GIVEN INSTRUCTION
Count the rows below that contain the string "scale", and reply with the number alone.

EXCERPTED DATA

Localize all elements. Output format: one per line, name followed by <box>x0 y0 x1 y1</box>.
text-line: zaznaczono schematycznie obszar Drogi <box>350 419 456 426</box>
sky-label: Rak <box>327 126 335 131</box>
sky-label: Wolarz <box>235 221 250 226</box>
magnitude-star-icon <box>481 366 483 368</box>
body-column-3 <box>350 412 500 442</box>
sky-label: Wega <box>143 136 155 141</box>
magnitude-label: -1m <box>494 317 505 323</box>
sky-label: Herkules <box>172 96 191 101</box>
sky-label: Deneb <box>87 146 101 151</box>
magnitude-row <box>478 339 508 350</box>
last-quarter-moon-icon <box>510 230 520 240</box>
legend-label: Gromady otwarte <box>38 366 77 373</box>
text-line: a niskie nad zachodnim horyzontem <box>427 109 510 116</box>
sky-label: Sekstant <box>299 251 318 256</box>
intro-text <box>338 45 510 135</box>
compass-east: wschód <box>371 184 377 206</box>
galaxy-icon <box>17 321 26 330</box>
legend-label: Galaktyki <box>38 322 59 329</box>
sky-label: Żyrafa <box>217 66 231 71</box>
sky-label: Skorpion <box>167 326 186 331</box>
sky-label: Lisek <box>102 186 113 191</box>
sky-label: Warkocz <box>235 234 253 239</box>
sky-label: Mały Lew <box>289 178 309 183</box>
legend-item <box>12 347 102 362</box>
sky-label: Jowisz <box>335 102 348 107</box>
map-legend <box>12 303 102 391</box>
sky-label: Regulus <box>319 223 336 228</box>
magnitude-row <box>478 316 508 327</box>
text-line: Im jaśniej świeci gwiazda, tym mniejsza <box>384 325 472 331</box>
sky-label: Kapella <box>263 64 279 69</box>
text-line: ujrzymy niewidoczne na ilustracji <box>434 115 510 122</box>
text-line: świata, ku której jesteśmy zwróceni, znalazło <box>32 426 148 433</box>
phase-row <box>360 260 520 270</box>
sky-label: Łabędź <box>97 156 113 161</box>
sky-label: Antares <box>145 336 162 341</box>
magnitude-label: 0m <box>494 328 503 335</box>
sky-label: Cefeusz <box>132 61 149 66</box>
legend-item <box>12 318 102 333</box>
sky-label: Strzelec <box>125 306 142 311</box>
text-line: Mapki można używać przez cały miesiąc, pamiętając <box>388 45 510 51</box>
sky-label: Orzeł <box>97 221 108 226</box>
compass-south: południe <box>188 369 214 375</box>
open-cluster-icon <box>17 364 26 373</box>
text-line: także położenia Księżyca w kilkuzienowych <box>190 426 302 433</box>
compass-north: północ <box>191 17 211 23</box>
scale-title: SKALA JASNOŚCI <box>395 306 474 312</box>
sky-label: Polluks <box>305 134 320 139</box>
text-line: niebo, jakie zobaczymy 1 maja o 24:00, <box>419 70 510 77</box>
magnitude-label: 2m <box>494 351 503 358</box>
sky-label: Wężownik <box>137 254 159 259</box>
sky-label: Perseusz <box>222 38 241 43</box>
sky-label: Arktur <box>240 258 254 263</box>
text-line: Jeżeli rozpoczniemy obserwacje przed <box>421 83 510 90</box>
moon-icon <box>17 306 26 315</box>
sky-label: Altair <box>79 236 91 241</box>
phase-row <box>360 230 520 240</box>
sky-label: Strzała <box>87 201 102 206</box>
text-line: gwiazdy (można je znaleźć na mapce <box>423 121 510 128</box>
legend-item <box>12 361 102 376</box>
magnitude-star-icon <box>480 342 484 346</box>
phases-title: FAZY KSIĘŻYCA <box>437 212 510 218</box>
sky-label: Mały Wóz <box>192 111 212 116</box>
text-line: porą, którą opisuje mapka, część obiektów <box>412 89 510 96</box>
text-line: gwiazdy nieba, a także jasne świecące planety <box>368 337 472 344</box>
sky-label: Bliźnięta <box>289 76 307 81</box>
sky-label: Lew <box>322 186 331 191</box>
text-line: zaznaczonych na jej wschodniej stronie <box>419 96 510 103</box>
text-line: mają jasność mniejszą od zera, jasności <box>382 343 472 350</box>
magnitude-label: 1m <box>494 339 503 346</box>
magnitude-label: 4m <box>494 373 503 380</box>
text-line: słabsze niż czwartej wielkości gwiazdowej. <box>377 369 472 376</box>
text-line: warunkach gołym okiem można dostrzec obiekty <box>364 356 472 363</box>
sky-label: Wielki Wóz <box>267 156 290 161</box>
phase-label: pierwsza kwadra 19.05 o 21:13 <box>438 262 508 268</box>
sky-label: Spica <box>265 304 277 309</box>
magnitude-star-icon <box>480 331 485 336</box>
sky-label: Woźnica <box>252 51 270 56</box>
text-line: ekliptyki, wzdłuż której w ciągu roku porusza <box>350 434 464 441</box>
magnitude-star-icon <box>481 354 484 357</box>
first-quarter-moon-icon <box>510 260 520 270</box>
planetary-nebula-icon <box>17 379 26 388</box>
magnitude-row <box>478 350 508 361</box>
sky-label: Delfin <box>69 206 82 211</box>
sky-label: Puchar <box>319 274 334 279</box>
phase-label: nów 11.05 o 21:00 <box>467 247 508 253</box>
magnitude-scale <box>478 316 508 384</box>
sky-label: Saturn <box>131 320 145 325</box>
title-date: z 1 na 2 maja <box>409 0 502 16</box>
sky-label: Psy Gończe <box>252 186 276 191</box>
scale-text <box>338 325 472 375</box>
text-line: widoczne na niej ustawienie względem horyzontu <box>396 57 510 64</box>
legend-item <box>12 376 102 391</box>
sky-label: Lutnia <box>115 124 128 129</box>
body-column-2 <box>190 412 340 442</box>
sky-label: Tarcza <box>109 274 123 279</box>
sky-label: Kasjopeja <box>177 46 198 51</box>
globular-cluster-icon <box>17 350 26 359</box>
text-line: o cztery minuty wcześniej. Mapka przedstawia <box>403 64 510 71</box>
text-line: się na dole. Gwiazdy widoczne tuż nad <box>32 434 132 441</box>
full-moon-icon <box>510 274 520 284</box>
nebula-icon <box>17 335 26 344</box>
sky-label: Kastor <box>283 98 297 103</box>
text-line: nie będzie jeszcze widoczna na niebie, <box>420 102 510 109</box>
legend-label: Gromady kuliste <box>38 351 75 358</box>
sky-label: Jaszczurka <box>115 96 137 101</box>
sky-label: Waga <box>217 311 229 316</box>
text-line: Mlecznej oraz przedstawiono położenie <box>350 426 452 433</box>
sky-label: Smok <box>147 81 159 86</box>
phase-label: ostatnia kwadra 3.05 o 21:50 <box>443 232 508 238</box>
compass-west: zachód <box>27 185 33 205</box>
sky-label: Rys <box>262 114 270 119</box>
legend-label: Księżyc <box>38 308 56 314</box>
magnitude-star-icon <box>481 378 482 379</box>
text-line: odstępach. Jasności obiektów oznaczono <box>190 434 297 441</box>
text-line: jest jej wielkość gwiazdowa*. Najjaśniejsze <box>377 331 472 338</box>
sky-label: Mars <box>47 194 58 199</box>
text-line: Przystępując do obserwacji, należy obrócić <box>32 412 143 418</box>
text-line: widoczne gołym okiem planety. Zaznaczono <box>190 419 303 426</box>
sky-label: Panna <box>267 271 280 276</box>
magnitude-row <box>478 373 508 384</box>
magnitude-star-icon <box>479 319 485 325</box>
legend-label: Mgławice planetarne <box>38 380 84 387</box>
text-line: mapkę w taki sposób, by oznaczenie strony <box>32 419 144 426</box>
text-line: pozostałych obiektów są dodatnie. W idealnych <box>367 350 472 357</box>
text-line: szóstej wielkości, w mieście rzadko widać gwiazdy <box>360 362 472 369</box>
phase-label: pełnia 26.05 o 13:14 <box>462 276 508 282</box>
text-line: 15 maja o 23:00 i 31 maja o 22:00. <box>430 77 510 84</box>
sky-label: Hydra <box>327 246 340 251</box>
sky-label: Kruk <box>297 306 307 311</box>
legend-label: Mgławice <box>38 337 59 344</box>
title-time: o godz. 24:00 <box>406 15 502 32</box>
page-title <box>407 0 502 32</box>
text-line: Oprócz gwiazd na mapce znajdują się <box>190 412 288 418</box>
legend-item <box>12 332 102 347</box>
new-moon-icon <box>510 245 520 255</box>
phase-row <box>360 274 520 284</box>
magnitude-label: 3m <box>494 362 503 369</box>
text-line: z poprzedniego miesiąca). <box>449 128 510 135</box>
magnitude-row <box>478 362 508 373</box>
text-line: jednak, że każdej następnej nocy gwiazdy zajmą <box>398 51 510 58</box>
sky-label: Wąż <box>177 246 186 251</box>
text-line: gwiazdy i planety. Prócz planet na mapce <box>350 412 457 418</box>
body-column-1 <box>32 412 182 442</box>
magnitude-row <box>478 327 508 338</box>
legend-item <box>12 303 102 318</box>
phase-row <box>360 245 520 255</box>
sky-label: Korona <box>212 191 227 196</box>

OUTPUT FOR THIS EXERCISE
3